WHAT NEEDS TO BE DONE ::
Wherever the string "many" appears in the records, return the line that holds it.
****
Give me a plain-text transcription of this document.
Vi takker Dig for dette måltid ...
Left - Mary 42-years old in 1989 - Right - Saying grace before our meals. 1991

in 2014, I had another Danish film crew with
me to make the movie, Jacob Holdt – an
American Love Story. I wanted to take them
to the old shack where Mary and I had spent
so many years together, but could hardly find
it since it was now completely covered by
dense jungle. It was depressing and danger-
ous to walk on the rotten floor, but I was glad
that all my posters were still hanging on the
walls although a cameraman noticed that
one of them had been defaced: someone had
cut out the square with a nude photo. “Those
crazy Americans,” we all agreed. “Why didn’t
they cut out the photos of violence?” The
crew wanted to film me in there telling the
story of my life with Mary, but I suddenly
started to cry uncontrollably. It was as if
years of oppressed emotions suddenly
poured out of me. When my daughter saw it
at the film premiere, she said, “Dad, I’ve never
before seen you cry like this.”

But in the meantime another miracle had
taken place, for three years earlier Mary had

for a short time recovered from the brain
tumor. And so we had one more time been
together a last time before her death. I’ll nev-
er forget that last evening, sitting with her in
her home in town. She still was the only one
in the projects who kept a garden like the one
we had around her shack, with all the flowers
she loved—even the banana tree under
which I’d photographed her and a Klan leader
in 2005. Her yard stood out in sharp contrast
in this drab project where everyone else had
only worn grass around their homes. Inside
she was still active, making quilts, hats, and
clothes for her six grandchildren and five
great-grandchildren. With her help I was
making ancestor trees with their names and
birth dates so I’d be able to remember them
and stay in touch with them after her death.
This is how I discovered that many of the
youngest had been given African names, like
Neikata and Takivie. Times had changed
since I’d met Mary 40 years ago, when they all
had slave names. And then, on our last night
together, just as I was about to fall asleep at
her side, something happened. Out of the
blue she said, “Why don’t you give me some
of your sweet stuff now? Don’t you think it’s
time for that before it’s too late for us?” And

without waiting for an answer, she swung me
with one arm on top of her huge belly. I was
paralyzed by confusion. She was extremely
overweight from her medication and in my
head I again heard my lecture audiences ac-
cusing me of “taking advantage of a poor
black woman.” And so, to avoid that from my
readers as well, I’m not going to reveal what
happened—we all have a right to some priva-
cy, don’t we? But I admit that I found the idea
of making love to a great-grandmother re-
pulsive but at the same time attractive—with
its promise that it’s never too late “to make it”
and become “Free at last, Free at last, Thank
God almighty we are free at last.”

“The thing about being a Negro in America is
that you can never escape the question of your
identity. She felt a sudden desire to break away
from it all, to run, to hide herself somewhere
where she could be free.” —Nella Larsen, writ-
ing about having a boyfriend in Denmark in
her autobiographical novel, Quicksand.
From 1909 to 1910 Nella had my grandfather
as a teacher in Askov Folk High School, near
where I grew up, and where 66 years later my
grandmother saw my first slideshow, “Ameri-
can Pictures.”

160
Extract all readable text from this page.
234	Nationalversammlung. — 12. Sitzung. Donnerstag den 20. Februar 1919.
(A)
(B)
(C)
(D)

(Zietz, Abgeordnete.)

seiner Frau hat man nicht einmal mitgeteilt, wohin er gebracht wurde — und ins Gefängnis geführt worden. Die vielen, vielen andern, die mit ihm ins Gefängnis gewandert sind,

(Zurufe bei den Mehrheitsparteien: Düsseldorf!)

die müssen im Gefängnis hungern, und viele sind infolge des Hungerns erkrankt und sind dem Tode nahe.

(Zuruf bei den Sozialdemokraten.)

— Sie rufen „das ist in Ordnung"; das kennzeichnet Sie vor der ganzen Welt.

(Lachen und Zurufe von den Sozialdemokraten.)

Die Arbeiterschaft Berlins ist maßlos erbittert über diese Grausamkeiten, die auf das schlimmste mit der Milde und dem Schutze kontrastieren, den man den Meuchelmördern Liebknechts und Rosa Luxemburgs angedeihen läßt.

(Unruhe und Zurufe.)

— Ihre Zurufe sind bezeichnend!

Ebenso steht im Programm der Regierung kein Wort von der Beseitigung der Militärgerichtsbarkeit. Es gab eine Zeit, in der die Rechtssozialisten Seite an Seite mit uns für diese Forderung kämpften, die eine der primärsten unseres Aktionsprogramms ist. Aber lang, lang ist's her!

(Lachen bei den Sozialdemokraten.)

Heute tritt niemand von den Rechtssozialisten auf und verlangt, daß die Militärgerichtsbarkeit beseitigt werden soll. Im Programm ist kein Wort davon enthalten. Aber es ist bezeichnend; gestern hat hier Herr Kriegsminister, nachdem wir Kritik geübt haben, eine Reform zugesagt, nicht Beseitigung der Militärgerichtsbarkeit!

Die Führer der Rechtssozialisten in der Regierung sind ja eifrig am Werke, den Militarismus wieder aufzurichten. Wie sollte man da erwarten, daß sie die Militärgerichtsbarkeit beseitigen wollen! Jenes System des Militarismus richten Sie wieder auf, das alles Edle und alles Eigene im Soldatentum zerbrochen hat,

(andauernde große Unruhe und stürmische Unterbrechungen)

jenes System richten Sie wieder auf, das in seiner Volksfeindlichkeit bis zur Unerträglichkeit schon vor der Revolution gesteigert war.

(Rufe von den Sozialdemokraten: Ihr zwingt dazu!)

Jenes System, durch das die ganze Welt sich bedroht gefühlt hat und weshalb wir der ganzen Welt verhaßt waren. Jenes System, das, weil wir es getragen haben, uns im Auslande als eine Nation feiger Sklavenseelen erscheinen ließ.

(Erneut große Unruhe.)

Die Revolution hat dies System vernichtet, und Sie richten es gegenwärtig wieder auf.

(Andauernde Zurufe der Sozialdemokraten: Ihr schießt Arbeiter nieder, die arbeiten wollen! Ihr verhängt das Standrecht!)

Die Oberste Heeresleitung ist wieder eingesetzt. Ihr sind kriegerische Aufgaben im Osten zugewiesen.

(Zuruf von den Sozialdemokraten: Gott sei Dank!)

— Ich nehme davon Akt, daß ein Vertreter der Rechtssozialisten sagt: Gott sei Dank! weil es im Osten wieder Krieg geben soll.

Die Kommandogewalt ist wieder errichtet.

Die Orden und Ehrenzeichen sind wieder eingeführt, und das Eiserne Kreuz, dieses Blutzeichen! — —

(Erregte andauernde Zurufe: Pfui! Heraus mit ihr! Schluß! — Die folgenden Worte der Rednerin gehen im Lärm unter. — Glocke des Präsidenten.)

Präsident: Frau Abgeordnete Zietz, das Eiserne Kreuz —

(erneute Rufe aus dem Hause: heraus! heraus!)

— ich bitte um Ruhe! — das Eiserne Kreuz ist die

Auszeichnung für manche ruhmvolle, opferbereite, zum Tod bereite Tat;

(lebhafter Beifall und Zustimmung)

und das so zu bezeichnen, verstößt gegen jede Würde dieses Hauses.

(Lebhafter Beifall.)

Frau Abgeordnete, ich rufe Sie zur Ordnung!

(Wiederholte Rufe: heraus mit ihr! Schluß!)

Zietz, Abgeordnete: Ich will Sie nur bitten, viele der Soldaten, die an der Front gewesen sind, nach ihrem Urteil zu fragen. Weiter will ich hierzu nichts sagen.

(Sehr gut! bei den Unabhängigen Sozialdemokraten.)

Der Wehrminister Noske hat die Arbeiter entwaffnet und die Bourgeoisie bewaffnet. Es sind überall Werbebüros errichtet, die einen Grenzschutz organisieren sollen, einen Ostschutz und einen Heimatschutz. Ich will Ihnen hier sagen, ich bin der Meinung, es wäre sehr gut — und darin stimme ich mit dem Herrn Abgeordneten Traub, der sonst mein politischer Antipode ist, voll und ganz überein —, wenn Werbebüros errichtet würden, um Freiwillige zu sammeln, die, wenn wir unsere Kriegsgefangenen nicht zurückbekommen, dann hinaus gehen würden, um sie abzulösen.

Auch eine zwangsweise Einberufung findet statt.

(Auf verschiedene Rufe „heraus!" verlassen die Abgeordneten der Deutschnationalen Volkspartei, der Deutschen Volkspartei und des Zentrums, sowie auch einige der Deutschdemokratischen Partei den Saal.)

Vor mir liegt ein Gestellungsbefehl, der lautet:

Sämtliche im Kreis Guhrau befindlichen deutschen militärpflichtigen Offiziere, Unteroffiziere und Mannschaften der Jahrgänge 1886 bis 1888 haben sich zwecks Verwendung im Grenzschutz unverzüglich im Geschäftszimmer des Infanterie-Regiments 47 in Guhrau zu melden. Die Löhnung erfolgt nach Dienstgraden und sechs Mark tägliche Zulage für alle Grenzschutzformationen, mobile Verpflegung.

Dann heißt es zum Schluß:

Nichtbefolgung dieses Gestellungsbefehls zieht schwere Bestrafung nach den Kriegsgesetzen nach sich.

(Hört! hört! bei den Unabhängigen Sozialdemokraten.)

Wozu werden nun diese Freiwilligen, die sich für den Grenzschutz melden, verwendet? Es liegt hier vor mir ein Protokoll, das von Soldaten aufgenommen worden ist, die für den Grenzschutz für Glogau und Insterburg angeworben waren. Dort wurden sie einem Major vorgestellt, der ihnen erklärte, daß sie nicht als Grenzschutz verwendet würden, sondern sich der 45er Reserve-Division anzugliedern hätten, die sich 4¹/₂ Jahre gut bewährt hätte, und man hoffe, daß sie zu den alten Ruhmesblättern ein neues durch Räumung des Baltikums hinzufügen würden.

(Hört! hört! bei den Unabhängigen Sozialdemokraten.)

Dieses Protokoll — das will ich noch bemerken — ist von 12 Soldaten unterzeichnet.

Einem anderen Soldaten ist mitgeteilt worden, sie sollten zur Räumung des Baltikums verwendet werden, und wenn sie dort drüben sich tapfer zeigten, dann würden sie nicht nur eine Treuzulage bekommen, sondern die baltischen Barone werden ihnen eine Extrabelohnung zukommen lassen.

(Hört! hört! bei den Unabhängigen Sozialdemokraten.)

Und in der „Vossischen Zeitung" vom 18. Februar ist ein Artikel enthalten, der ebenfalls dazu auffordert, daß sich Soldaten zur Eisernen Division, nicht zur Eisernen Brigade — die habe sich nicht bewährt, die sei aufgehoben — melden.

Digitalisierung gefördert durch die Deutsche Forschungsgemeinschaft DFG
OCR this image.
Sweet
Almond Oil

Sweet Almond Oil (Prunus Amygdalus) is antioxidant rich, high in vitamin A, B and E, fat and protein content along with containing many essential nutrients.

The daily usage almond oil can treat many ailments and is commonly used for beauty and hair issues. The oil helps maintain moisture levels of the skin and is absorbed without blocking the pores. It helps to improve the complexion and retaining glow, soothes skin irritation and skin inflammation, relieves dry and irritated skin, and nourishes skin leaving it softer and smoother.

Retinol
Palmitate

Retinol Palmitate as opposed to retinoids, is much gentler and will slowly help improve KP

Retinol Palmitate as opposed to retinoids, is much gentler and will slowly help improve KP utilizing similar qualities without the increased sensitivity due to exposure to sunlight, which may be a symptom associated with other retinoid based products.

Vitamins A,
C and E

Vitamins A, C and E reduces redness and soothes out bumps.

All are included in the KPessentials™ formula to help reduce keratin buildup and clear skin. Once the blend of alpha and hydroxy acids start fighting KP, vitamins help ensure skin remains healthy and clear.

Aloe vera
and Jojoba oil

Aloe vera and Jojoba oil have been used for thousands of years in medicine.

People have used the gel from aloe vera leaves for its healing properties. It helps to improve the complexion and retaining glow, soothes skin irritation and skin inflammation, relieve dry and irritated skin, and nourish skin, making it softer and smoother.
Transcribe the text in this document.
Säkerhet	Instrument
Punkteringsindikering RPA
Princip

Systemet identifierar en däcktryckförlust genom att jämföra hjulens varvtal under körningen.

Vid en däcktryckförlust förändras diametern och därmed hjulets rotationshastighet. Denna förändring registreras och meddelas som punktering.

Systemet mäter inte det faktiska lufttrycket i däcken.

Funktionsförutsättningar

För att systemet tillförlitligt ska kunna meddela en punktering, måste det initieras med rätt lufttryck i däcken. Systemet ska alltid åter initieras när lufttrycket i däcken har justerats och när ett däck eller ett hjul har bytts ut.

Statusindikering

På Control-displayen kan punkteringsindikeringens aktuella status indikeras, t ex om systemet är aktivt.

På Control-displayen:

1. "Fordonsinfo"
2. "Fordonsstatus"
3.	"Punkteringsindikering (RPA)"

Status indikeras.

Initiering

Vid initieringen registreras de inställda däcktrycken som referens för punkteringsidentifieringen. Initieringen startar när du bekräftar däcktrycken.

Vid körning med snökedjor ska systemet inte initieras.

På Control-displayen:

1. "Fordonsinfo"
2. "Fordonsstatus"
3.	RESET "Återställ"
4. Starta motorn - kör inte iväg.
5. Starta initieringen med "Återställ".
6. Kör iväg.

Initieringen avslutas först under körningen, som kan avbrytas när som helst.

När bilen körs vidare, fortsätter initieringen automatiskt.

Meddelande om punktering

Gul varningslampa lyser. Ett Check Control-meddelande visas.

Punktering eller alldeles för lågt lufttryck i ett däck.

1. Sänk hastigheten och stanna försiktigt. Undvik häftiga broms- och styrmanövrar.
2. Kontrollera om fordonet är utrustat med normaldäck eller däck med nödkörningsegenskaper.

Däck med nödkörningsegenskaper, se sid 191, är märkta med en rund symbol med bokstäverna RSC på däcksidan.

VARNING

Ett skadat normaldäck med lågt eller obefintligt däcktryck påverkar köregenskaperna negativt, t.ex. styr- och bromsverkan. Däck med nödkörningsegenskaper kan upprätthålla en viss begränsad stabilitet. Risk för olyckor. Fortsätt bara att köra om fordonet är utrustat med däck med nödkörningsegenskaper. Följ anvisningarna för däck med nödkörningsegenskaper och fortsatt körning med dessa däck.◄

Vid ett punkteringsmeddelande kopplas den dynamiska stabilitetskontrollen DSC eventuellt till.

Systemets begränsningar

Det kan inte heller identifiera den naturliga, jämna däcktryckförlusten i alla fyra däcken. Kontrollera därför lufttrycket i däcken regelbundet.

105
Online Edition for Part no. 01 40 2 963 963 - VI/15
****
SOLUTION FOR THIS PROBLEM ::
so many years together, but could hardly find
This is how I discovered that many of the
Sweet Almond Oil (Prunus Amygdalus) is antioxidant rich, high in vitamin A, B and E, fat and protein content along with containing many essential nutrients.
The daily usage almond oil can treat many ailments and is commonly used for beauty and hair issues. The oil helps maintain moisture levels of the skin and is absorbed without blocking the pores. It helps to improve the complexion and retaining glow, soothes skin irritation and skin inflammation, relieves dry and irritated skin, and nourishes skin leaving it softer and smoother.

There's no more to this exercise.